[Exercise requirements]: Retype the records below exactly as they appear.
-- Begin --
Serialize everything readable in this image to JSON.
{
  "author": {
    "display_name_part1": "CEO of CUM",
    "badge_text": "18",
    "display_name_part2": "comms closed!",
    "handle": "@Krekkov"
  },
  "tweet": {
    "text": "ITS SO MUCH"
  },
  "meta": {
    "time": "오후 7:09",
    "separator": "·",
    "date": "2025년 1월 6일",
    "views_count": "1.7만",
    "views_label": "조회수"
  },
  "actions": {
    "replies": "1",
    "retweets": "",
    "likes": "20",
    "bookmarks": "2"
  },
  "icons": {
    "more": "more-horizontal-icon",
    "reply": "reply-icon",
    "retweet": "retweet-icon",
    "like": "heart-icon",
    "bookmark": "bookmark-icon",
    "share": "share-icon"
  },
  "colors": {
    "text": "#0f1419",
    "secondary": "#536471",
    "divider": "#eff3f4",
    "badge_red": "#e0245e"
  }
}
-- End --
[Solution for this problem]:
Serialize everything readable in this image to JSON.
{
  "author": {
    "display_name_part1": "CEO of CUM",
    "badge_text": "18",
    "display_name_part2": "comms closed!",
    "handle": "@Krekkov"
  },
  "tweet": {
    "text": "ITS SO MUCH"
  },
  "meta": {
    "time": "오후 7:09",
    "separator": "·",
    "date": "2025년 1월 6일",
    "views_count": "1.7만",
    "views_label": "조회수"
  },
  "actions": {
    "replies": "1",
    "retweets": "",
    "likes": "20",
    "bookmarks": "2"
  },
  "icons": {
    "more": "more-horizontal-icon",
    "reply": "reply-icon",
    "retweet": "retweet-icon",
    "like": "heart-icon",
    "bookmark": "bookmark-icon",
    "share": "share-icon"
  },
  "colors": {
    "text": "#0f1419",
    "secondary": "#536471",
    "divider": "#eff3f4",
    "badge_red": "#e0245e"
  }
}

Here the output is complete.